What is required: Copy every line from the material below that holds "认真负责".

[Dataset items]

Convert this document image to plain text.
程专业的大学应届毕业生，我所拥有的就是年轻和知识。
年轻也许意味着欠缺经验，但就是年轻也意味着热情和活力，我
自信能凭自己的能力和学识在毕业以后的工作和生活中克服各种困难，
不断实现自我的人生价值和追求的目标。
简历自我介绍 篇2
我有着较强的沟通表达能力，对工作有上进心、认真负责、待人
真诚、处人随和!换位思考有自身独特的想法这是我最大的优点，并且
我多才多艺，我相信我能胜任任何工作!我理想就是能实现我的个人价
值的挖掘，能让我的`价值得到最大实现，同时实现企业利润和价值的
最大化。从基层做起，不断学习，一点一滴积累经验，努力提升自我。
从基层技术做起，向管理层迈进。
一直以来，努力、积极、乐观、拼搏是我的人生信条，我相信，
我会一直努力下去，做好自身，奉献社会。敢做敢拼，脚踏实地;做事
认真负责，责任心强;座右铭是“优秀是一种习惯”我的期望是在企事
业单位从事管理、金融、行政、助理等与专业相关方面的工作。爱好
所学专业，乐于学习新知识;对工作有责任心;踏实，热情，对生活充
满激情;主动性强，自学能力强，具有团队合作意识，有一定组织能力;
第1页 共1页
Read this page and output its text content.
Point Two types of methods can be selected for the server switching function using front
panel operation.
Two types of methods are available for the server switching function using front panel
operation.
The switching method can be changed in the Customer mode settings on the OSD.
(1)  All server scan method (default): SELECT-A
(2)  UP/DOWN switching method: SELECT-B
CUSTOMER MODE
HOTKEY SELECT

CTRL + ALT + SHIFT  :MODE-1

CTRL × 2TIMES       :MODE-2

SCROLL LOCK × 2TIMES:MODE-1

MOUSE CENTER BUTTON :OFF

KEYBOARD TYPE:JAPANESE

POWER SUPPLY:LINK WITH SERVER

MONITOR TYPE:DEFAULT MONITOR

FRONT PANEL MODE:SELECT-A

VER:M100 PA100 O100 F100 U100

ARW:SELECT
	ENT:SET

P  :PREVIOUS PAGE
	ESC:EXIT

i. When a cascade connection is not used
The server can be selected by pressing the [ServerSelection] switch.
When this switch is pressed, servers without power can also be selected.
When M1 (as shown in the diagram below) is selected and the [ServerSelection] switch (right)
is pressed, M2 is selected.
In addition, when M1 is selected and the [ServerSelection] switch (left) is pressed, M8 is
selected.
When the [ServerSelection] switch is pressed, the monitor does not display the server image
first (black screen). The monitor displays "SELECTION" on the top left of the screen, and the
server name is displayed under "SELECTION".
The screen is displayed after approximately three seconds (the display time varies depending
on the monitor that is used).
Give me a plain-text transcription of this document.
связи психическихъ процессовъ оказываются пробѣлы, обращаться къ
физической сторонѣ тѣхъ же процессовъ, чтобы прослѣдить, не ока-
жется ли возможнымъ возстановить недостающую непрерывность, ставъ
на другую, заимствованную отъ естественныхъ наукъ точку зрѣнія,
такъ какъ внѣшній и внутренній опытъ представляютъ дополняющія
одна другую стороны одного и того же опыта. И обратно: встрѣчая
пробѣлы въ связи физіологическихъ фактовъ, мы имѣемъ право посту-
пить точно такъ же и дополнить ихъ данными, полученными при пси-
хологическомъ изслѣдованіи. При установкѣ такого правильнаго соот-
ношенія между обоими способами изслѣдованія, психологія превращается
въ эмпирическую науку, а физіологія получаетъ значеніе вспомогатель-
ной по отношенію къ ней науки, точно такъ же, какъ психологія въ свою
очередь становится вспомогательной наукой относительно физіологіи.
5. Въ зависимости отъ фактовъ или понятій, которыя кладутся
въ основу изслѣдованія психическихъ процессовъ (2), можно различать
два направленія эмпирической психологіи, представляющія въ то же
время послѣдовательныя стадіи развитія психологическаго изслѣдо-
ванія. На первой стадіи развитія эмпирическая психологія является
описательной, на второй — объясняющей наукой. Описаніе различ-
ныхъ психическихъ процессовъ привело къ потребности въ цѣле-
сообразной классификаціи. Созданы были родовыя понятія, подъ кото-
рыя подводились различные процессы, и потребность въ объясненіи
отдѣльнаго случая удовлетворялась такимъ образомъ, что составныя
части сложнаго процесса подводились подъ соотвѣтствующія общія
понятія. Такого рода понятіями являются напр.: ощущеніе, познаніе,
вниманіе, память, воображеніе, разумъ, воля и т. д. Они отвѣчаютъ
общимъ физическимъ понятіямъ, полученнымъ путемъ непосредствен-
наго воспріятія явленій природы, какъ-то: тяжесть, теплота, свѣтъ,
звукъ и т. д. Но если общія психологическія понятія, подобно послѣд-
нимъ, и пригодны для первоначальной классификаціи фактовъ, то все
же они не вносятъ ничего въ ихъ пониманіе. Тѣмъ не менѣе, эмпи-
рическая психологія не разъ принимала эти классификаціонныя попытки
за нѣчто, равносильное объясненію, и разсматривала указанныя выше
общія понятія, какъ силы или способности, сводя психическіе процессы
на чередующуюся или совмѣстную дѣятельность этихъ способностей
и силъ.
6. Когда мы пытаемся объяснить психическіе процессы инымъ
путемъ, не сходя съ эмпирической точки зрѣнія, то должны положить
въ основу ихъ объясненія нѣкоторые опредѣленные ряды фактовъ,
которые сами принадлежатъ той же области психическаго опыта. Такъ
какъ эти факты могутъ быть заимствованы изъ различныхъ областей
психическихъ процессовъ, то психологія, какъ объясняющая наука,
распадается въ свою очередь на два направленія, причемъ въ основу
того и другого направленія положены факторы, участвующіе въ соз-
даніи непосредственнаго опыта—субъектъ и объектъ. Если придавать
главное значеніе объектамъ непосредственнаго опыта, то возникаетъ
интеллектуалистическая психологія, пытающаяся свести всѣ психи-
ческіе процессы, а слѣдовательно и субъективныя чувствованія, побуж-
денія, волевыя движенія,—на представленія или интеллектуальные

Right answer:
我有着较强的沟通表达能力，对工作有上进心、认真负责、待人
认真负责，责任心强;座右铭是“优秀是一种习惯”我的期望是在企事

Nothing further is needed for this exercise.